# SUPPLIED TEXT:
◆ ◆ ◆ ◆ ◆
"Slackonomics: Generation X in the Age of Creative Destruction" by Lisa Chamberlain
I hated the term "Generation X" about five minutes after the first time I heard it, and my hatred only grew as it was repeated over and over throughout the '90s, often used to corral together a disparate gaggle of humans with such fragile threads as zines, grunge, post-feminism and dot-com culture. Now that I'm old and demographers don't care about me anymore, though, I'm fascinated by Lisa Chamberlain's funny, thoughtful and surprisingly thorough examination of the forces that shaped Gen Xers' unique perspectives on the world. (Disclosure: I'm mentioned in the book.) From the Baffler to "Slacker" to Beck and beyond, Chamberlain sorts through the odd stew of influences we've been soaking in since back in the '70s when we rode "bikes over homemade three-foot-ramps without helmets." Weaving together pop culture, statistics, observations and anecdotes, "Slackonomics" is the sort of resonant, witty, highly readable cultural commentary that we were way too self-involved to read (or write) 15 years ago, back when the world still gave a crap about us. -- Heather Havrilesky
Moving Image Source
Right now on the site Moving Image Source, you can read a terrific article by Jessica Winter on the "double lives and branded selves of AMC's 'Mad Men,'" critic Michael Atkinson's essay on actor William Holden (subject of a current Lincoln Center retrospective), David Schwartz on Chantal Akerman, Jonathan Rosenbaum on the neglected Marcel L'Herbier, Annette Insdorf on the 30th anniversary of Philip Kaufman's "Invasion of the Body Snatchers," and immeasurably much more. It isn't really a blog -- unless everything published in reverse chronological order on the Internet is a blog -- more like the wide-ranging, deep-thinking film magazine America has long lacked, published online. Launched only last month by the Museum of the Moving Image in Astoria, N.Y., Moving Image Source also includes an international calendar of film and TV-related events and a guide to online research resources. Edited by critic and former Village Voice editor Dennis Lim, it has almost overnight become a must-read for serious film and television buffs. -- Andrew O'Hehir
Jason Bateman in "Hancock"
I found myself liking the scruffy anti-superhero movie "Hancock" more than most critics, partly because I don't really like superheroes but mostly because I love Jason Bateman. I especially appreciate the way he makes his character -- an idealistic P.R. man (!) and the only one who believes in Will Smith's superbum -- a decent altruistic guy who's neither prim nor a patsy. He's the Jack Lemmon of our time. -- Laura Miller
Supergrass' "Diamond Hoo Ha"
◆ ◆ ◆ ◆ ◆
# GIVEN TASK A:
Convert the records from the line containing "colorbar-label: -10 — [994, 601, 1010, 614]" through the end of the records into a Markdown table, with blank lines omitted. Use two columns: No. for the row number and Entry for the line.
◆ ◆ ◆ ◆ ◆
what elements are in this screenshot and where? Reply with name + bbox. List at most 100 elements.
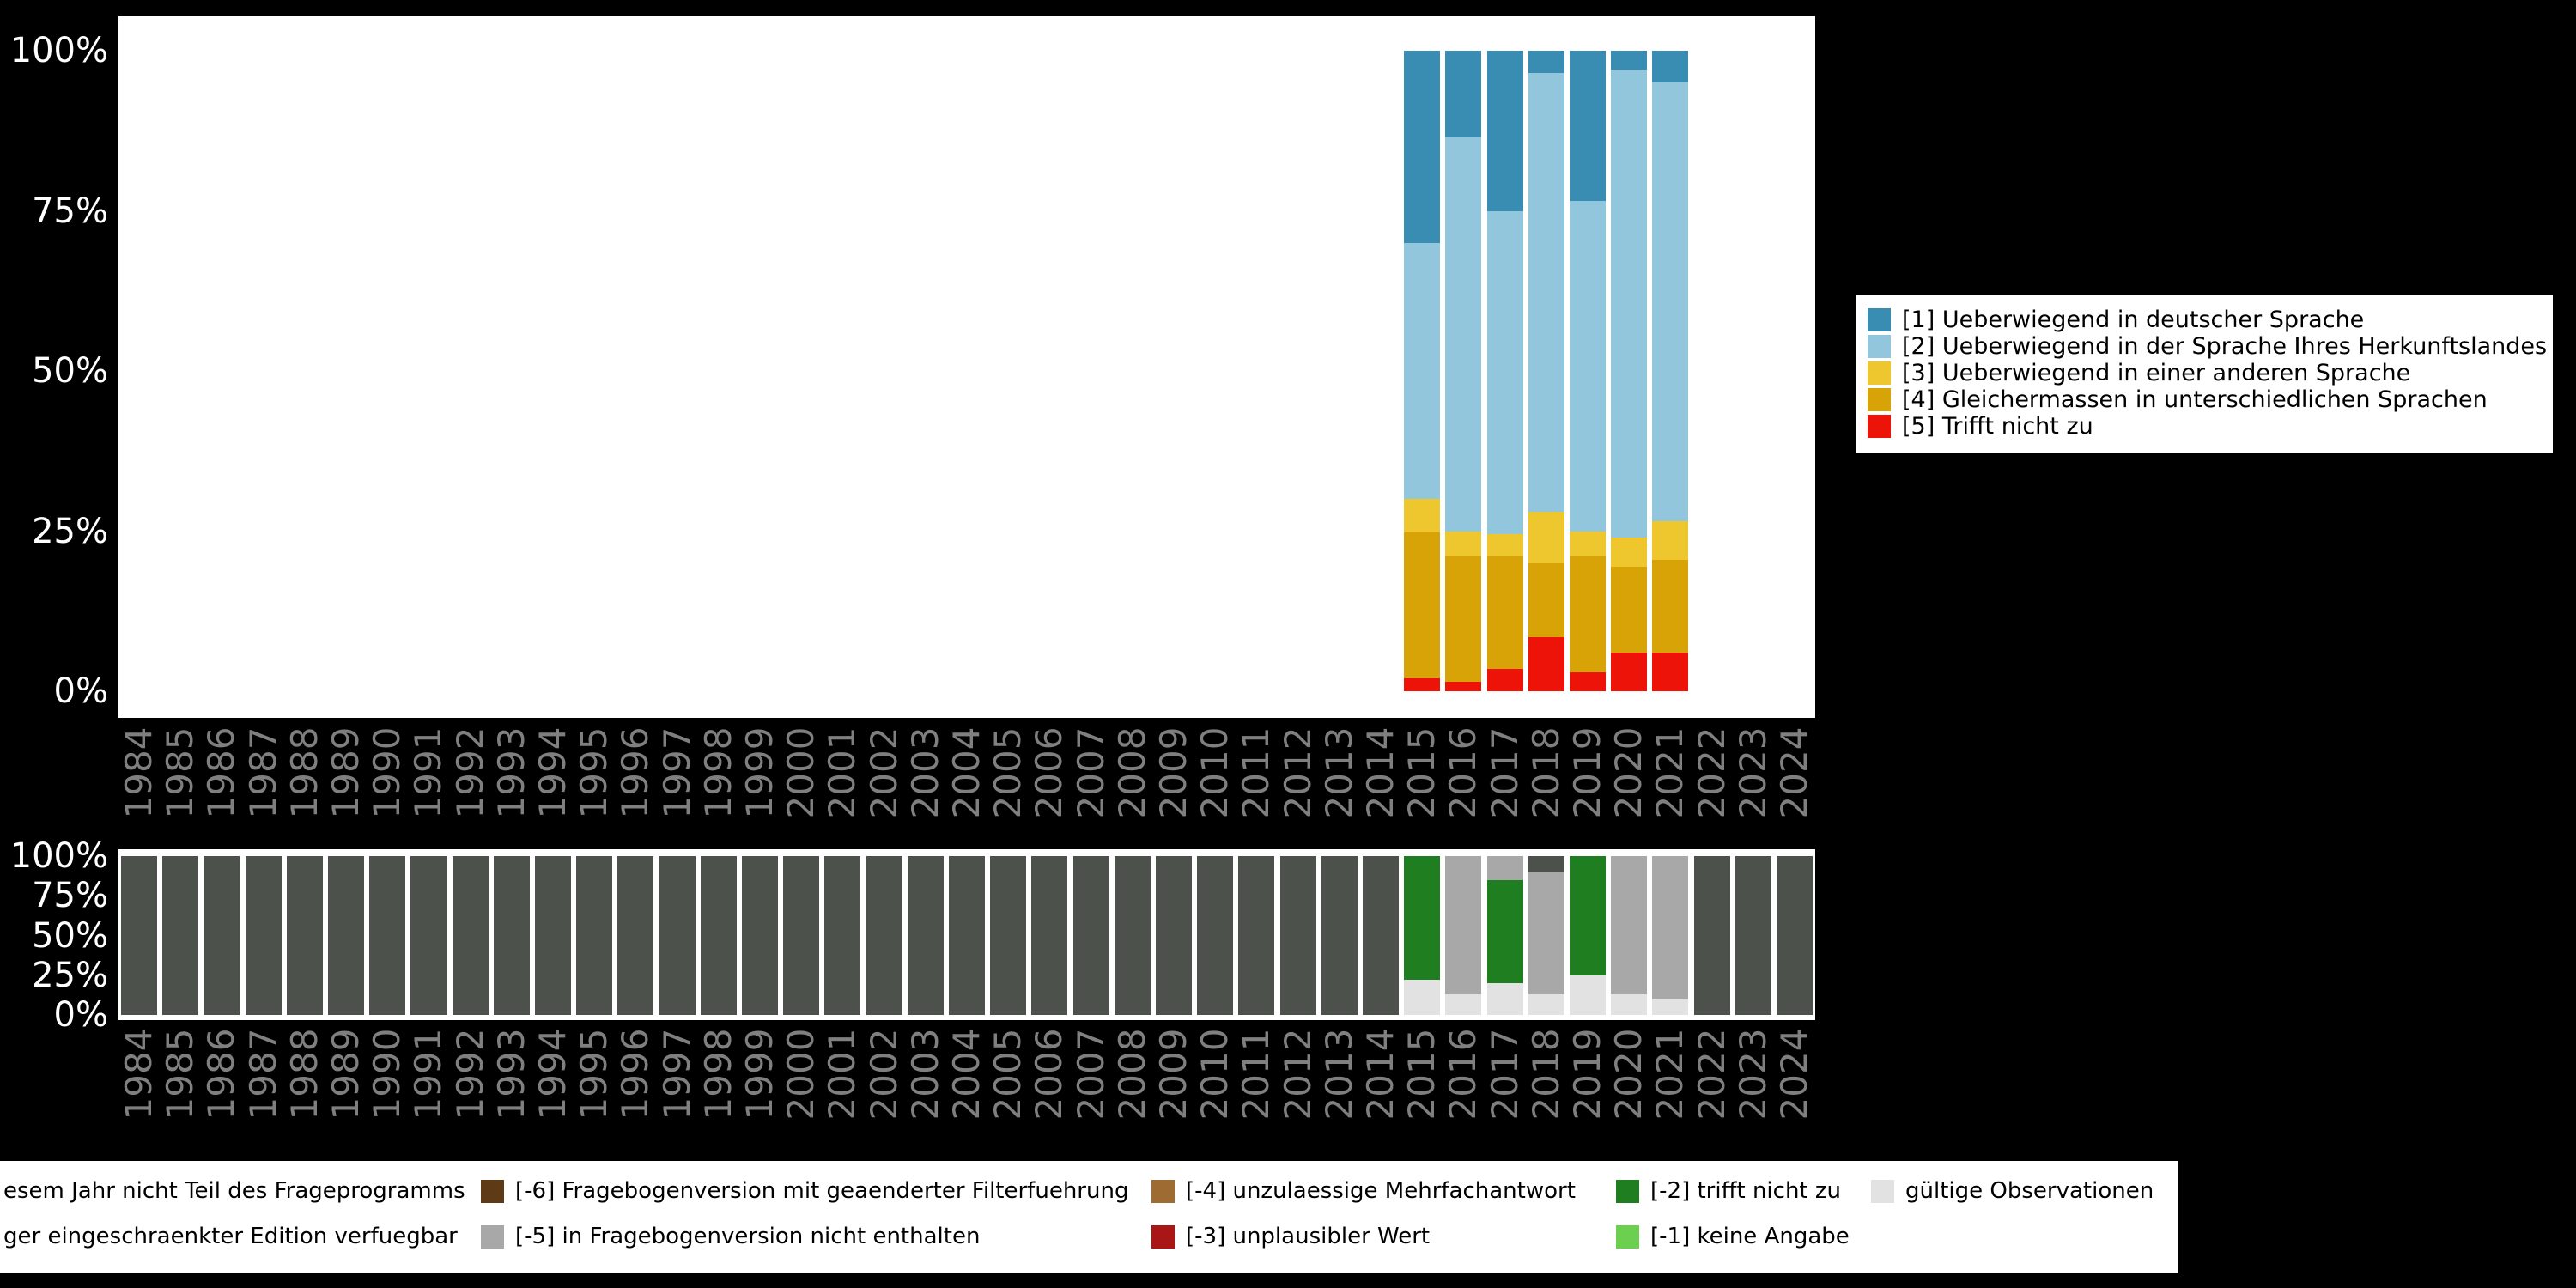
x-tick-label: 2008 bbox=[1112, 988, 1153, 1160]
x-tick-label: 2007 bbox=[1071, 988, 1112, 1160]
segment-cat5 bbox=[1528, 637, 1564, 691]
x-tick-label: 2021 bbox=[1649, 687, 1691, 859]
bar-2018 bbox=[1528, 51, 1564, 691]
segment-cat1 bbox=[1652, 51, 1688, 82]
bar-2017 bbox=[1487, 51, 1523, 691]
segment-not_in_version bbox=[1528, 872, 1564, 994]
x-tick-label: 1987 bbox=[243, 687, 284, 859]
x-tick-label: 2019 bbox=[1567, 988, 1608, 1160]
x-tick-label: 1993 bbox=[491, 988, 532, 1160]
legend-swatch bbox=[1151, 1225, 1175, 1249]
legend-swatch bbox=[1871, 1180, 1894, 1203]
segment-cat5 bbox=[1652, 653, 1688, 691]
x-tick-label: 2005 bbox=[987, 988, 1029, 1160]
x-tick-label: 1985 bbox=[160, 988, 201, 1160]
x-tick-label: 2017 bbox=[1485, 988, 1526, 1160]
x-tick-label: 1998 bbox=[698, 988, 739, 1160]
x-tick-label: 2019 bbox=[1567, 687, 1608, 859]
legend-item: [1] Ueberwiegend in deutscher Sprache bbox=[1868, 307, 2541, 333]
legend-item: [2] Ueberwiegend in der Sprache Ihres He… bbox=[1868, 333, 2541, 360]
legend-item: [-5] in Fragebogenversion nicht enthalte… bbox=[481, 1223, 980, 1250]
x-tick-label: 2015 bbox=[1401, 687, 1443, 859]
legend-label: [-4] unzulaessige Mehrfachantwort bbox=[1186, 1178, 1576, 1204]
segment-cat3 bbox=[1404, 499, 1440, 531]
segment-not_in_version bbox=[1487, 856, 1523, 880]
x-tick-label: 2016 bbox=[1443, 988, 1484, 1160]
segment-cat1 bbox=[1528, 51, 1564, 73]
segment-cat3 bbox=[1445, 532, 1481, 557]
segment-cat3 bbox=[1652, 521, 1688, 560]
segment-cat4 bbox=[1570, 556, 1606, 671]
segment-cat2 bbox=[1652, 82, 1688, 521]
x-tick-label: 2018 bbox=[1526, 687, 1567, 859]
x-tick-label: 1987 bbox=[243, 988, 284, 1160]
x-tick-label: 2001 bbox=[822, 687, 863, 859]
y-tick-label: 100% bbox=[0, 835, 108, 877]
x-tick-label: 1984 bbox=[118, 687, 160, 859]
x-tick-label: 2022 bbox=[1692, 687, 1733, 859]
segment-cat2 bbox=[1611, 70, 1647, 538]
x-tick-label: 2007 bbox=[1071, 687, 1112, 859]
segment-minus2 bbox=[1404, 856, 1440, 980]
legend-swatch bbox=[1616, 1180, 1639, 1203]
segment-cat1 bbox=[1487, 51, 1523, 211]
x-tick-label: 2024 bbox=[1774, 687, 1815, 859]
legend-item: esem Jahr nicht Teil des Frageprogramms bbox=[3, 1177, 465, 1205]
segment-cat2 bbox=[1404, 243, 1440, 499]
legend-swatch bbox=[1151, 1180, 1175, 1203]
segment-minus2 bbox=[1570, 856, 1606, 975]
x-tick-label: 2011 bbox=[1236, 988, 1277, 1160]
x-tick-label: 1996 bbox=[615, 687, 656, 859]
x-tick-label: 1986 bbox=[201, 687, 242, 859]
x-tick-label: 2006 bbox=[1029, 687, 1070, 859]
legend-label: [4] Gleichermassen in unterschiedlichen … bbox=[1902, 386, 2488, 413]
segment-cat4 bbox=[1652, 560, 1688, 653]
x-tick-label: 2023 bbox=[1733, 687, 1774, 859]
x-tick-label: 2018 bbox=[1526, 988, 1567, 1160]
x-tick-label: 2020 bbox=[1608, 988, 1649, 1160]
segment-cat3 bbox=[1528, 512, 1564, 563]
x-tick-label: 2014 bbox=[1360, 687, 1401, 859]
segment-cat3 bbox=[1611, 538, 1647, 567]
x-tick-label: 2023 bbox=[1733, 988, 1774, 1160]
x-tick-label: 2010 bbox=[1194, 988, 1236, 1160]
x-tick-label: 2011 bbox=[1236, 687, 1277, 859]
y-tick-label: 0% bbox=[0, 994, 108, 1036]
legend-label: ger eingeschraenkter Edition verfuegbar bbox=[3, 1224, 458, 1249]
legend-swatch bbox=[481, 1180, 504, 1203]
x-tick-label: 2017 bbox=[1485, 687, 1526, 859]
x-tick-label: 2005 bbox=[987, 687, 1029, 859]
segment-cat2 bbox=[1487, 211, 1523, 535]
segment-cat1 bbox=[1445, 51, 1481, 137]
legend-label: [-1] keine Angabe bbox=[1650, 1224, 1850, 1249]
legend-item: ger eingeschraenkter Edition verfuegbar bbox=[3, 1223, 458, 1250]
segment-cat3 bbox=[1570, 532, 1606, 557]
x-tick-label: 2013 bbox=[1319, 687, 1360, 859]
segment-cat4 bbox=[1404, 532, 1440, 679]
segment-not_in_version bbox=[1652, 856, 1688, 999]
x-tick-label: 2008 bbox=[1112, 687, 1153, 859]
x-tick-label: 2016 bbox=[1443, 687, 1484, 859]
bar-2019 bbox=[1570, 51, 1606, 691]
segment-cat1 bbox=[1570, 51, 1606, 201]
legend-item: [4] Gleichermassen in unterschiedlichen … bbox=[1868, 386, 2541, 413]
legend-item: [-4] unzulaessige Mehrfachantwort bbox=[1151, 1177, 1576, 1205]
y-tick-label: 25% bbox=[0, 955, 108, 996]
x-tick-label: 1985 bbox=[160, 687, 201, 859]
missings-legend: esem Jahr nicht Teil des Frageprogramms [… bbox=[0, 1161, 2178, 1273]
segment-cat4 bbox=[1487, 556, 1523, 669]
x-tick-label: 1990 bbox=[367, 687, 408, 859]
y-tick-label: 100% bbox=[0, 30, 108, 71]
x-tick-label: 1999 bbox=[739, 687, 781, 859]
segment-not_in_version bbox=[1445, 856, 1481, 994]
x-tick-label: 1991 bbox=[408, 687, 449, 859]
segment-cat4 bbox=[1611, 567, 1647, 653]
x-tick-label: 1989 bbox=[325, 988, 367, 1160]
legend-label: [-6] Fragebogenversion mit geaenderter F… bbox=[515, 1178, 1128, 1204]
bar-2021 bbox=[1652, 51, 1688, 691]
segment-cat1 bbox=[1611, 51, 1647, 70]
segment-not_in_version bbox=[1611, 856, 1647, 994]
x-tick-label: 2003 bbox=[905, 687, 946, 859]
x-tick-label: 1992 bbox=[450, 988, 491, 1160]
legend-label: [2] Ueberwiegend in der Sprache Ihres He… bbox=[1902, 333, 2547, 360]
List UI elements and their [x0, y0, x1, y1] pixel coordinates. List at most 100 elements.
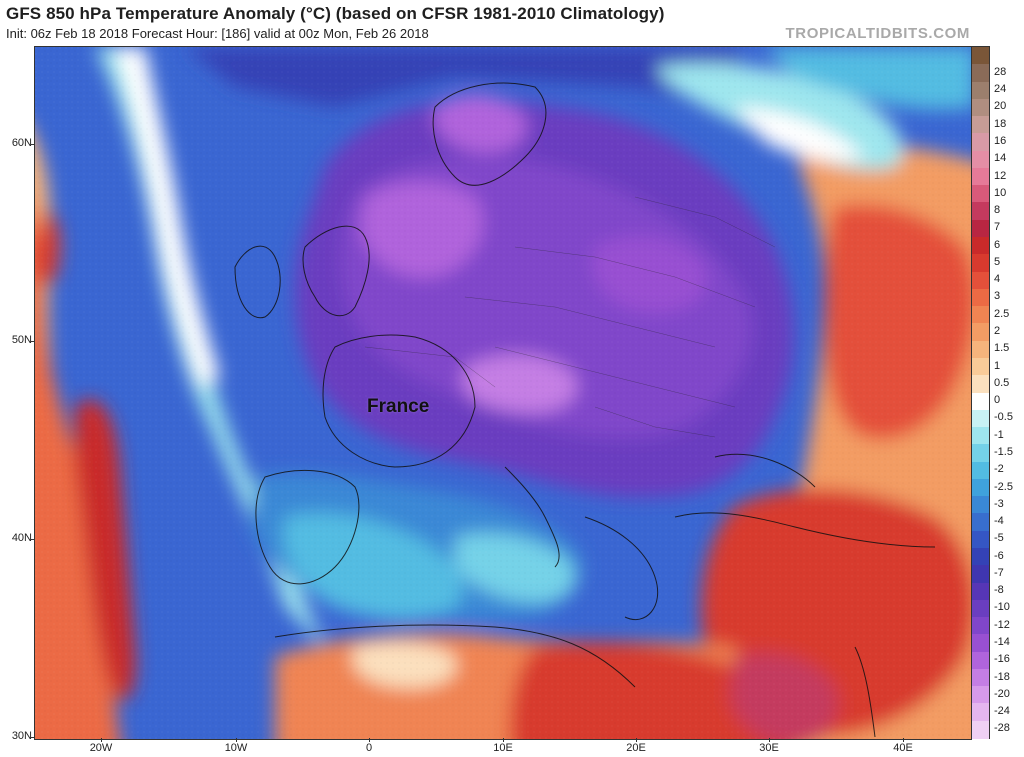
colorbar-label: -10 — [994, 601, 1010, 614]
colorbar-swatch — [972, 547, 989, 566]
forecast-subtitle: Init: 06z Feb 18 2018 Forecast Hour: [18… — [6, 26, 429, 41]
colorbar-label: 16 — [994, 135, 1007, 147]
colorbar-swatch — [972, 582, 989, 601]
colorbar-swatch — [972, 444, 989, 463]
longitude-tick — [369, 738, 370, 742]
◆ ◆ ◆ ◆ ◆
# GIVEN TASK B:
Decide whether each statement agrees with the reviews text, answering yes or no and quoting the deciding words exactly: (i) Moving Image Source was launched by the Museum of the Moving Image in Astoria, N.Y.; (ii) the reviewer of "Hancock" liked the movie less than most critics did; (iii) the reviewer of "Slackonomics" is mentioned in the book.

# FINAL RESULT A:
| No. | Entry |
|---|---|
| 1 | colorbar-label: -10 — [994, 601, 1010, 614] |
| 2 | colorbar-swatch — [972, 547, 989, 566] |
| 3 | forecast-subtitle: Init: 06z Feb 18 2018 Forecast Hour: [18… — [6, 26, 429, 41] |
| 4 | colorbar-label: 16 — [994, 135, 1007, 147] |
| 5 | colorbar-swatch — [972, 582, 989, 601] |
| 6 | colorbar-swatch — [972, 444, 989, 463] |
| 7 | longitude-tick — [369, 738, 370, 742] |

# FINAL RESULT B:
(i) Yes: "Launched only last month by the Museum of the Moving Image in Astoria, N.Y."
(ii) No: "I found myself liking the scruffy anti-superhero movie "Hancock" more than most critics"
(iii) Yes: "(Disclosure: I'm mentioned in the book.)"